Problem A: According to the Apple Arcade article, what monthly price is Apple planning to charge for access to the service?
Problem B: Write out the Apple Arcade article word for word, from "Apple has other" up to and including "of the article).".

Exercise text:
Shinsekai: Into the Depths

Frogger in Toy Town comes from Konami, while Shinsekai is a Capcom jam -- two publishers that clearly know how to produce a quality game. They've done exactly that with their Apple Arcade exclusives, though these titles aren't pushing the boundaries of design or narrative prowess. Frogger in Toy Town is a simplistic, yet bright and cheery, obstacle-avoidance game, while Capcom producer Peter Fabiano said on-stage that Shinsekai has simple controls. The third game Apple showed off on-stage was Sayonara Wild Hearts, which is also debuting on Switch and other platforms this year.

Apple has other exclusive games for Arcade, though the company isn't making them easy to find. Where Cards Fall is one -- it's poised to be a clever, heartwarming puzzle experience from Los Angeles studio The Game Band, created in partnership with Alto's Odyssey house Snowman. There's also Repair, a mysterious new title from Monument Valley studio UsTwo Games, and Skate City, a partnership between Snowman and Norwegian company Agens. Apple announced a handful of fresh titles after today's iPhone event, including ChuChu Rocket! Universe from Sega, Exit the Gungeon from Devolver, and Rayman Mini from Ubisoft. However, it's unclear which, if any, of these titles are exclusive to Apple Arcade. (Engadget has contacted these studios for clarification and will add their responses in an update at the end of the article).

Apple has plenty of money to throw at subscription video games, and it's reportedly spent $500 million to bring more than 100 titles to the service when it launches on September 19th. The bulk of these games are also coming platforms outside of the Apple ecosystem, and for developers, Arcade inclusion is a matter of building a port, rather than creating something specifically for the service. After all, Apple recently unlocked support for Xbox and PlayStation gamepads across iPhone, iPad and Apple TV.

Apple is sitting on an unproven marketplace, where it's planning to charge $5 a month for access to a library of more than 100 games on limited platforms. It's unclear what will resonate with this group of players or how the service will hold up in real-world situations. Given enough incentive, any studio could create a game only for Apple Arcade, though it makes sense that right now, many aren't willing to risk unleashing bold new ideas on an untested market. Rather, recent competition among platform holders is driving better deals for developers, and there's simply no reason to risk everything on Apple Arcade.

Exclusivity is a critical facet of the gaming economy. Sony and Microsoft have long battled to own major, genre-defining franchises that push players to buy their hardware specifically. To get players on PlayStation, Sony has Final Fantasy, The Last of Us and God of War. To entice Xbox players, Microsoft has Halo, Gears of War and Forza. Nintendo, of course, has an extensive lineup of proprietary games in the Mario, Zelda and all-things-adorable universes, driving players to its own consoles.

Data excerpts:
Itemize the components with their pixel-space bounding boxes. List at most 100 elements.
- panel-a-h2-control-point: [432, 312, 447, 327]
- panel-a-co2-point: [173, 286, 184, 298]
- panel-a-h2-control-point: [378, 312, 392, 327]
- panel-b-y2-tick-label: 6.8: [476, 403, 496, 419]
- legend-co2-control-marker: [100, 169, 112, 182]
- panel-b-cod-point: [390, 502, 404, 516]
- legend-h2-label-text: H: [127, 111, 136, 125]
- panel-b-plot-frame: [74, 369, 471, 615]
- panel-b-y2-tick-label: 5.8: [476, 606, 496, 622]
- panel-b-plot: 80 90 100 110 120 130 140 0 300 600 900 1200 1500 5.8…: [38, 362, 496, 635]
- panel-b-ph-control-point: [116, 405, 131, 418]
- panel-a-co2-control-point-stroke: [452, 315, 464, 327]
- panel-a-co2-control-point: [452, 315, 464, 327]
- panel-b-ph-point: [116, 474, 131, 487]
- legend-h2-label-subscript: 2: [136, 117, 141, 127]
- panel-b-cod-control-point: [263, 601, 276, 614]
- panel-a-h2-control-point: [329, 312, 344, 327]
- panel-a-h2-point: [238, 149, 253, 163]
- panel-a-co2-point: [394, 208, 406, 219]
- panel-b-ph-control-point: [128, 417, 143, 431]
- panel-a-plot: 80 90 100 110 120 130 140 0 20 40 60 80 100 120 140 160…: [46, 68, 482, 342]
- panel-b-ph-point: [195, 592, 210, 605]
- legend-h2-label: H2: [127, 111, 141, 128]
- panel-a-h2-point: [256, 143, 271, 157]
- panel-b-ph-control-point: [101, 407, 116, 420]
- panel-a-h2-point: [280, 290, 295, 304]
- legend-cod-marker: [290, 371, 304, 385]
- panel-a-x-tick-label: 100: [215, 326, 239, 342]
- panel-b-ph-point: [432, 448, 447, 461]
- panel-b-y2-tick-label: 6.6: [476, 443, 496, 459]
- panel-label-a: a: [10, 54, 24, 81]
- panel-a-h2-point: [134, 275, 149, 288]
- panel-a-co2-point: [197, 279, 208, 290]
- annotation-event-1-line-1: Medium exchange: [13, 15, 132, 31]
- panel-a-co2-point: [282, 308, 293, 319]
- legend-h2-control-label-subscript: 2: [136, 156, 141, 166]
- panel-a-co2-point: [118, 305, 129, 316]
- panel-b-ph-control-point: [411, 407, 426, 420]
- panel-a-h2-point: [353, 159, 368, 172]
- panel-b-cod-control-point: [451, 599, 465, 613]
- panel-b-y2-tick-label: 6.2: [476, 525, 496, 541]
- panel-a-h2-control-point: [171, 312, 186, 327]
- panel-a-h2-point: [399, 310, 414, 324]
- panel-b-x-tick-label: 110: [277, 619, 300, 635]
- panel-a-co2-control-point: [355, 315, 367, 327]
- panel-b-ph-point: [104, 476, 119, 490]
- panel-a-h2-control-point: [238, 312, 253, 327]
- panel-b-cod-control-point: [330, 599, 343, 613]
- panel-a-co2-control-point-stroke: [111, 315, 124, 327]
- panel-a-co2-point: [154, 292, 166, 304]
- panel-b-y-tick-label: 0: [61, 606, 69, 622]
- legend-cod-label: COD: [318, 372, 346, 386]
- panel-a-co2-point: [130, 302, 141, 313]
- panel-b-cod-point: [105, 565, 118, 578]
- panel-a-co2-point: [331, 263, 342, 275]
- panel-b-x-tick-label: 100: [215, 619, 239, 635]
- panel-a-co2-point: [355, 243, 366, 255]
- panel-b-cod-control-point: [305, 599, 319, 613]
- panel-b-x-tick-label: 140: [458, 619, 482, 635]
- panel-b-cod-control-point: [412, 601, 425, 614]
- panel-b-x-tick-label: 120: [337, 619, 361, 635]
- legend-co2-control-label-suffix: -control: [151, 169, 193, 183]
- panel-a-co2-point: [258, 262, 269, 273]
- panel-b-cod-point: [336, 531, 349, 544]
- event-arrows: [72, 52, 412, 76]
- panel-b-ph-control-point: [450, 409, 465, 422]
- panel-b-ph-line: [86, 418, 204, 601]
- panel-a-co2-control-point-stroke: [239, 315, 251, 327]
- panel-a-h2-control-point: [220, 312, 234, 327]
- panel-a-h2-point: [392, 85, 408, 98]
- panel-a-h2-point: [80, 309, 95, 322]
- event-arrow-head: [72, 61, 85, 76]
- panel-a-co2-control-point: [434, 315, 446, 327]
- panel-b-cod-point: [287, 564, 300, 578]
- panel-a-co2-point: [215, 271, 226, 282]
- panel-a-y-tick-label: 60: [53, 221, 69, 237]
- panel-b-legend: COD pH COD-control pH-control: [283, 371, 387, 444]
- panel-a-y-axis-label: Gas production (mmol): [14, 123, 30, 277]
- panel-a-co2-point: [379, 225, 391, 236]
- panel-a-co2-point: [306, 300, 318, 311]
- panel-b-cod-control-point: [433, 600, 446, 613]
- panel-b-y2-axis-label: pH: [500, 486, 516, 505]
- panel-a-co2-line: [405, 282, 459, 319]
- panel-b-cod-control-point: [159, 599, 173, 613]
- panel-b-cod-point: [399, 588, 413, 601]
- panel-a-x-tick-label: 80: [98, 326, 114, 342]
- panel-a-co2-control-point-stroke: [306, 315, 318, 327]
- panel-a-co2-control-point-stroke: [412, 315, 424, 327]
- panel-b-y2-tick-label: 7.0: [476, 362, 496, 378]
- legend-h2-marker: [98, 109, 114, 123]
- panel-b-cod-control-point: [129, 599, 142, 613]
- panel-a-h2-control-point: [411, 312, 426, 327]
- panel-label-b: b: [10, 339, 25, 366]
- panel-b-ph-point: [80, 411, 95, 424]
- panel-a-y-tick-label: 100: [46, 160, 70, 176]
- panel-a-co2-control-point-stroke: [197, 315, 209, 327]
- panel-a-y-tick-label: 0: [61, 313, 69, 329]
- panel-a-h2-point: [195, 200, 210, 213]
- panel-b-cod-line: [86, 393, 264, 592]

Task output A: $5 a month.

Task output B:
Apple has other exclusive games for Arcade, though the company isn't making them easy to find. Where Cards Fall is one -- it's poised to be a clever, heartwarming puzzle experience from Los Angeles studio The Game Band, created in partnership with Alto's Odyssey house Snowman. There's also Repair, a mysterious new title from Monument Valley studio UsTwo Games, and Skate City, a partnership between Snowman and Norwegian company Agens. Apple announced a handful of fresh titles after today's iPhone event, including ChuChu Rocket! Universe from Sega, Exit the Gungeon from Devolver, and Rayman Mini from Ubisoft. However, it's unclear which, if any, of these titles are exclusive to Apple Arcade. (Engadget has contacted these studios for clarification and will add their responses in an update at the end of the article).